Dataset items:
------
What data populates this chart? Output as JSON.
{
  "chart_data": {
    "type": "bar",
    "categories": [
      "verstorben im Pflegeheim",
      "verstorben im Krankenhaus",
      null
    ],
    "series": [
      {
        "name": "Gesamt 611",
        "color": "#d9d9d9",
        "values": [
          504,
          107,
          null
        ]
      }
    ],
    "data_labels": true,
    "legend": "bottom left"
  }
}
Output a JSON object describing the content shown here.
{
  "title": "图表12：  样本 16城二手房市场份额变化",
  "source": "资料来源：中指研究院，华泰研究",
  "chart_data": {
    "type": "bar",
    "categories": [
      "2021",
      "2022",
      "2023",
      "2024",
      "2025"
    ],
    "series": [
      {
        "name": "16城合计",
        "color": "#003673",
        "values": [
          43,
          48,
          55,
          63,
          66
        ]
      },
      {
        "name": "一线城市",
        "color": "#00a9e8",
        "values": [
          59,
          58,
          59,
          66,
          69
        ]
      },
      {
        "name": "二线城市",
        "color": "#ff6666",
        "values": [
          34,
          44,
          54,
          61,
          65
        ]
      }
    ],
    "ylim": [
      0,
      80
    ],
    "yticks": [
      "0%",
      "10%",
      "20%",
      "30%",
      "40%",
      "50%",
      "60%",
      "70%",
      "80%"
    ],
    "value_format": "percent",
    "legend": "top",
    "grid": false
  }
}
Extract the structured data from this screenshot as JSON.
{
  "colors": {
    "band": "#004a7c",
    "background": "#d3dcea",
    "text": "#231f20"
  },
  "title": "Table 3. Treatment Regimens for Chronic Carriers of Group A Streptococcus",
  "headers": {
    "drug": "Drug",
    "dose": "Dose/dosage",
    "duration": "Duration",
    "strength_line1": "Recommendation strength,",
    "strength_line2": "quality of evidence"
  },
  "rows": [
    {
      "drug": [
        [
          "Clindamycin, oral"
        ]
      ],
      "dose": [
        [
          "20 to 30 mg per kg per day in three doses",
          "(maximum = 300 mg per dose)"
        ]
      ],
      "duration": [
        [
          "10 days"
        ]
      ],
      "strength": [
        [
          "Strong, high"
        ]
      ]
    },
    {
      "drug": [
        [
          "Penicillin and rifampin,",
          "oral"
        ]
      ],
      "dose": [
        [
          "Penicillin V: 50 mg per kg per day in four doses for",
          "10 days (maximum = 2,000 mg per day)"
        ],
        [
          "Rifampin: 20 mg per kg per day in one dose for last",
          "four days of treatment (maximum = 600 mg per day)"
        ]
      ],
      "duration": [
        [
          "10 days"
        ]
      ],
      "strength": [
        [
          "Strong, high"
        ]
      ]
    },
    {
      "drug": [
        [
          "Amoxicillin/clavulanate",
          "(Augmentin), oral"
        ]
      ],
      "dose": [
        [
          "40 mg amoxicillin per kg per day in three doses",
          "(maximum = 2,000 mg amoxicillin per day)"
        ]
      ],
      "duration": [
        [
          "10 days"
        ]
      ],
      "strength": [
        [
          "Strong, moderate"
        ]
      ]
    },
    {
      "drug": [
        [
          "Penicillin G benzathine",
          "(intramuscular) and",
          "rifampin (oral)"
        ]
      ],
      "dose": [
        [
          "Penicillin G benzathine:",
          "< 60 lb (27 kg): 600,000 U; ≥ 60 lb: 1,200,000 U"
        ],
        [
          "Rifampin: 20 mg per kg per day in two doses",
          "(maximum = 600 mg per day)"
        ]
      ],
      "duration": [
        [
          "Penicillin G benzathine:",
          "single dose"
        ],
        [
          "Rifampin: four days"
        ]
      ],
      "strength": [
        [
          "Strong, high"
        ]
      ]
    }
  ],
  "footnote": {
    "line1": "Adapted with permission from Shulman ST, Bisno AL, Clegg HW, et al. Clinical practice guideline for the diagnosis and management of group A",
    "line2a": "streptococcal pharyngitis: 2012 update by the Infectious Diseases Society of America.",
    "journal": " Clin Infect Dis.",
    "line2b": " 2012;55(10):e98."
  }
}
------
The request >>
Within the records, how many lines include "verstorben"? The answer is the number and nothing else.

Exercise answer >>
2